# ОТРЫВОК ТЕКСТА:
====

Он быстро всё понял.

Оказалось, что деды и прадеды греческих рыбаков, виноградарей, шерстобитов, много лет живя под чужеземной властью, всё же сберегли свою веру и свой язык. Но те, которые называли себя господами, то-есть местные патриции или дворяне, давно перестали быть греками и стали похожи на итальянцев; многие из них владели землями в Нижней Албании и были сторонниками Али-паши.

Ушакову понравились приезжавшие к нему на корабль корфиоты. Глядя на них, он понял, что эти простые, грубоватые люди крепко надеются на русскую эскадру и что на них-то ему и придётся опереться в борьбе...

Началась осада.

На берегу были возведены батареи: против главных фортов поставили тринадцать самых больших корабельных пушек, а против укрепления Сан-Сальваторе - семь мортир.

* * *

Тем временем английский адмирал Нельсон испытывал досаду и беспокойство. Силы его были распылены; его эскадра разделилась на три части: одна из них стерегла остатки французского флота у Александрии; другая была послана для блокады Мальты; сам же Нельсон - всего с тремя кораблями - стоял в Палермо, озабоченный положением неаполитанского короля.

Французы разбили королевские войска, и в Неаполитанском королевстве началась революция. Король Фердинанд IV бежал в Неаполь, а оттуда - в Палермо. Нельсону пришлось спасать короля и его двор.

События на юге Италии приковывали Нельсона к Сицилии. Между тем, он считал для себя более важным участвовать в действиях у Ионических островов.

С борта корабля "Вангард" он любезно приветствовал Ушакова:

"...Спешу воспользоваться случаем, чтобы засвидетельствовать вам своё почтение и уверить в счастьи, какое ощущаю, находясь так близко к вам и трудясь вместе с вами для доброго дела наших государей..."

Но это не мешало ему в то же время писать в Константинополь британскому послу Смиту, что русским нельзя позволить "занести ногу на Корфу" и что, если допустят их утвердиться в Средиземном море, "Порта будет иметь порядочную занозу в боку".

====

# ЗАДАНИЯ:
a – Продублируйте кусок отрывка об Ушакове от слов «Он быстро всё» до слов «- семь мортир.» включительно.
b – По отрывку об Ушакове: сколько мортир поставили против укрепления Сан-Сальваторе?
Следующие записи взяты из другого источника.

# МАТЕРИАЛ:
====

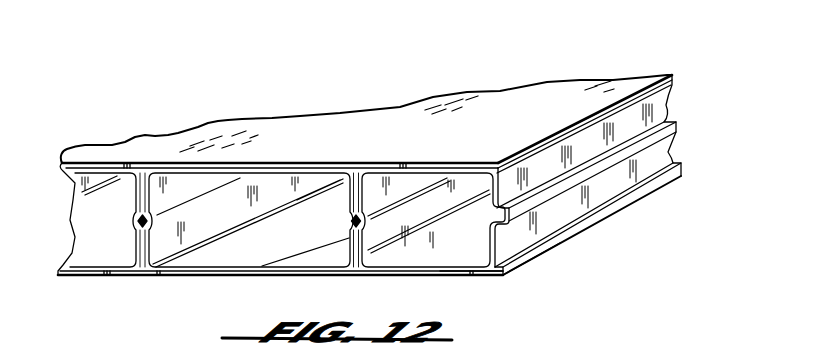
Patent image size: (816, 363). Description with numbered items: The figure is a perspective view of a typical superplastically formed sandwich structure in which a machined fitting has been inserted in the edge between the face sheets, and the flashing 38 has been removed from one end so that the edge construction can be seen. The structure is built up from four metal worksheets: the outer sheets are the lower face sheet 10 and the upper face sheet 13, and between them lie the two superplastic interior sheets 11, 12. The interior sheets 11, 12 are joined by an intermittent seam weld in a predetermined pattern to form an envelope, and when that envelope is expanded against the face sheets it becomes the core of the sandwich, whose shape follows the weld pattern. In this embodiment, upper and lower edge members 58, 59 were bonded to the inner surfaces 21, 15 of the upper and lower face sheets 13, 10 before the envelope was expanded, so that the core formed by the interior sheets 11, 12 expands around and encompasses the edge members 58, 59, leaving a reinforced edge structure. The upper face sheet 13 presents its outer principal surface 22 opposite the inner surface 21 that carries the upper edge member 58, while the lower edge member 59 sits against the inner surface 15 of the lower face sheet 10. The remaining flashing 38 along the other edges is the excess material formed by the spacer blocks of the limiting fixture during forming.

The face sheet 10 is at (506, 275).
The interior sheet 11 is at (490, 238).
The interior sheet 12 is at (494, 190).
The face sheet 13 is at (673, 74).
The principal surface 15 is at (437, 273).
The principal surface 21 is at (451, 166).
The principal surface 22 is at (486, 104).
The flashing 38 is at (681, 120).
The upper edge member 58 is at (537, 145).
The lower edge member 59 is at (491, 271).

====

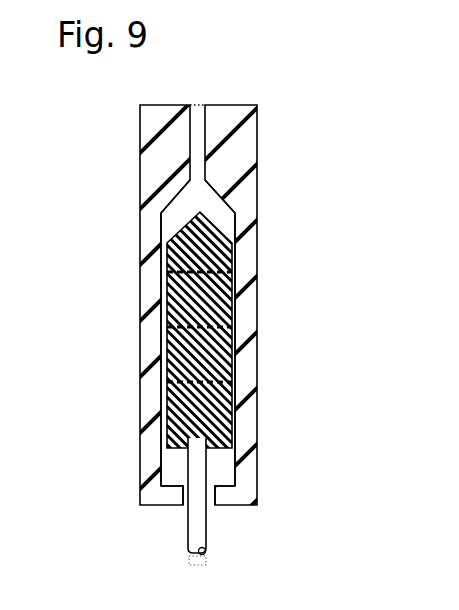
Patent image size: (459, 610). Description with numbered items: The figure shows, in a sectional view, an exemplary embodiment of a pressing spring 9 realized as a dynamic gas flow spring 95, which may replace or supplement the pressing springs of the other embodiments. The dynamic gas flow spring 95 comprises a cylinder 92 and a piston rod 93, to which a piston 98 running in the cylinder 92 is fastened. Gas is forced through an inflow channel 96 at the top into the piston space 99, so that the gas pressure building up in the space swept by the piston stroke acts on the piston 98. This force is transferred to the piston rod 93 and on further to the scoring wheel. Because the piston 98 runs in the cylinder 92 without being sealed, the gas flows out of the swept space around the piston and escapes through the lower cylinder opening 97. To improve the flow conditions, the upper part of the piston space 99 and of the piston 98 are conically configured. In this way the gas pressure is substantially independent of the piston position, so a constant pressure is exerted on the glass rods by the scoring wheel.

====

# ПОЛНЫЕ ОТВЕТЫ:
a –
Он быстро всё понял.

Оказалось, что деды и прадеды греческих рыбаков, виноградарей, шерстобитов, много лет живя под чужеземной властью, всё же сберегли свою веру и свой язык. Но те, которые называли себя господами, то-есть местные патриции или дворяне, давно перестали быть греками и стали похожи на итальянцев; многие из них владели землями в Нижней Албании и были сторонниками Али-паши.

Ушакову понравились приезжавшие к нему на корабль корфиоты. Глядя на них, он понял, что эти простые, грубоватые люди крепко надеются на русскую эскадру и что на них-то ему и придётся опереться в борьбе...

Началась осада.

На берегу были возведены батареи: против главных фортов поставили тринадцать самых больших корабельных пушек, а против укрепления Сан-Сальваторе - семь мортир.

b – Семь мортир.